◆ **Exercise task**
Your task is to transcribe all of the records exactly and leave out the pictures.

◆ **Material provided**
▬▬▬
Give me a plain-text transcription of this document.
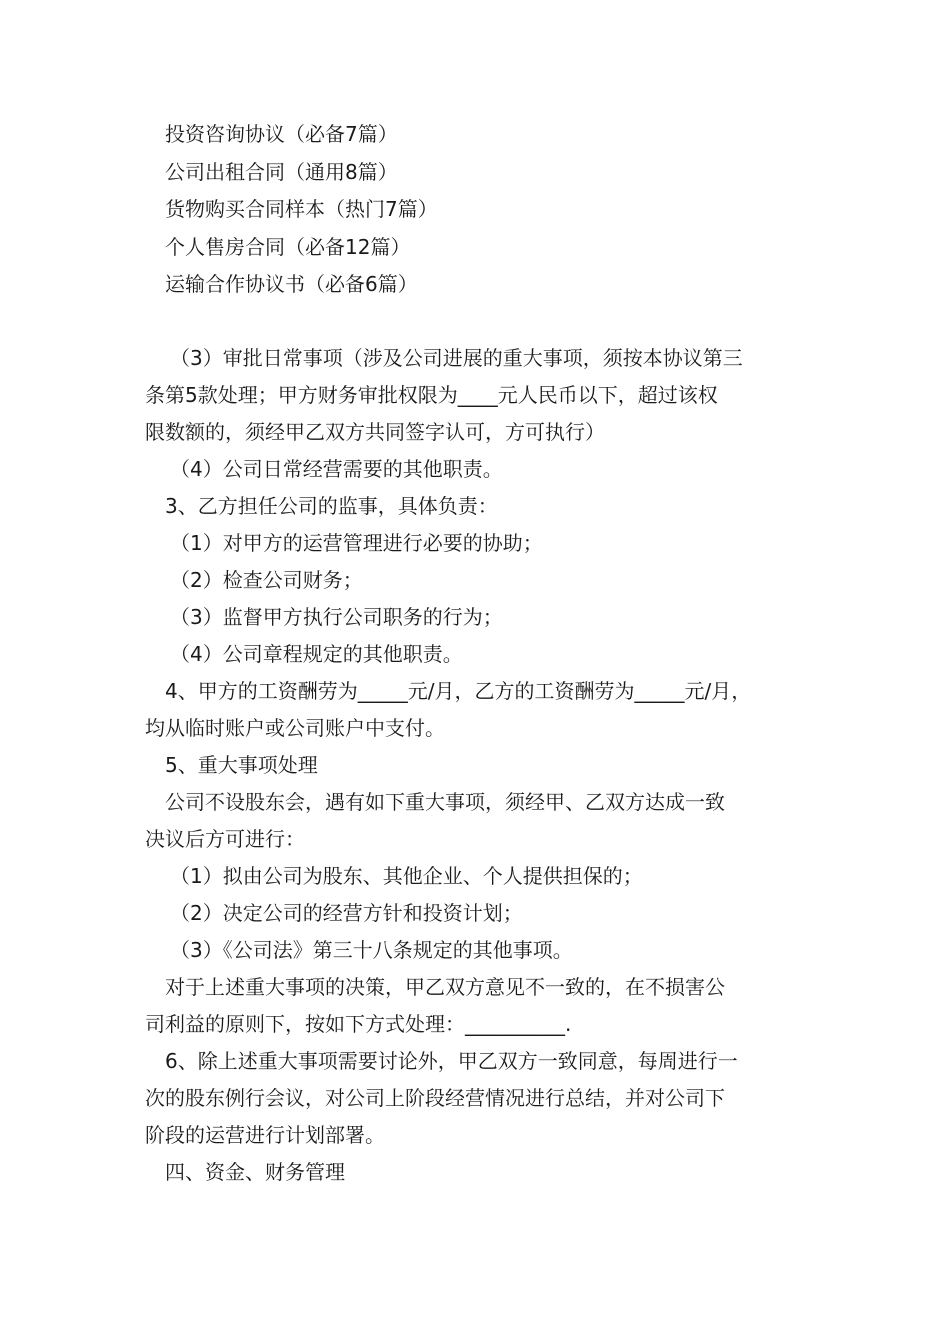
投资咨询协议（必备7篇）
公司出租合同（通用8篇）
货物购买合同样本（热门7篇）
个人售房合同（必备12篇）
运输合作协议书（必备6篇）
（3）审批日常事项（涉及公司进展的重大事项，须按本协议第三
条第5款处理；甲方财务审批权限为____元人民币以下，超过该权
限数额的，须经甲乙双方共同签字认可，方可执行）
（4）公司日常经营需要的其他职责。
3、乙方担任公司的监事，具体负责：
（1）对甲方的运营管理进行必要的协助；
（2）检查公司财务；
（3）监督甲方执行公司职务的行为；
（4）公司章程规定的其他职责。
4、甲方的工资酬劳为_____元/月，乙方的工资酬劳为_____元/月，
均从临时账户或公司账户中支付。
5、重大事项处理
公司不设股东会，遇有如下重大事项，须经甲、乙双方达成一致
决议后方可进行：
（1）拟由公司为股东、其他企业、个人提供担保的；
（2）决定公司的经营方针和投资计划；
（3）《公司法》第三十八条规定的其他事项。
对于上述重大事项的决策，甲乙双方意见不一致的，在不损害公
司利益的原则下，按如下方式处理：__________.
6、除上述重大事项需要讨论外，甲乙双方一致同意，每周进行一
次的股东例行会议，对公司上阶段经营情况进行总结，并对公司下
阶段的运营进行计划部署。
四、资金、财务管理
▬▬▬
◆ **Task result**
Give me a plain-text transcription of this document.
投资咨询协议（必备7篇）
公司出租合同（通用8篇）
货物购买合同样本（热门7篇）
个人售房合同（必备12篇）
运输合作协议书（必备6篇）
（3）审批日常事项（涉及公司进展的重大事项，须按本协议第三
条第5款处理；甲方财务审批权限为____元人民币以下，超过该权
限数额的，须经甲乙双方共同签字认可，方可执行）
（4）公司日常经营需要的其他职责。
3、乙方担任公司的监事，具体负责：
（1）对甲方的运营管理进行必要的协助；
（2）检查公司财务；
（3）监督甲方执行公司职务的行为；
（4）公司章程规定的其他职责。
4、甲方的工资酬劳为_____元/月，乙方的工资酬劳为_____元/月，
均从临时账户或公司账户中支付。
5、重大事项处理
公司不设股东会，遇有如下重大事项，须经甲、乙双方达成一致
决议后方可进行：
（1）拟由公司为股东、其他企业、个人提供担保的；
（2）决定公司的经营方针和投资计划；
（3）《公司法》第三十八条规定的其他事项。
对于上述重大事项的决策，甲乙双方意见不一致的，在不损害公
司利益的原则下，按如下方式处理：__________.
6、除上述重大事项需要讨论外，甲乙双方一致同意，每周进行一
次的股东例行会议，对公司上阶段经营情况进行总结，并对公司下
阶段的运营进行计划部署。
四、资金、财务管理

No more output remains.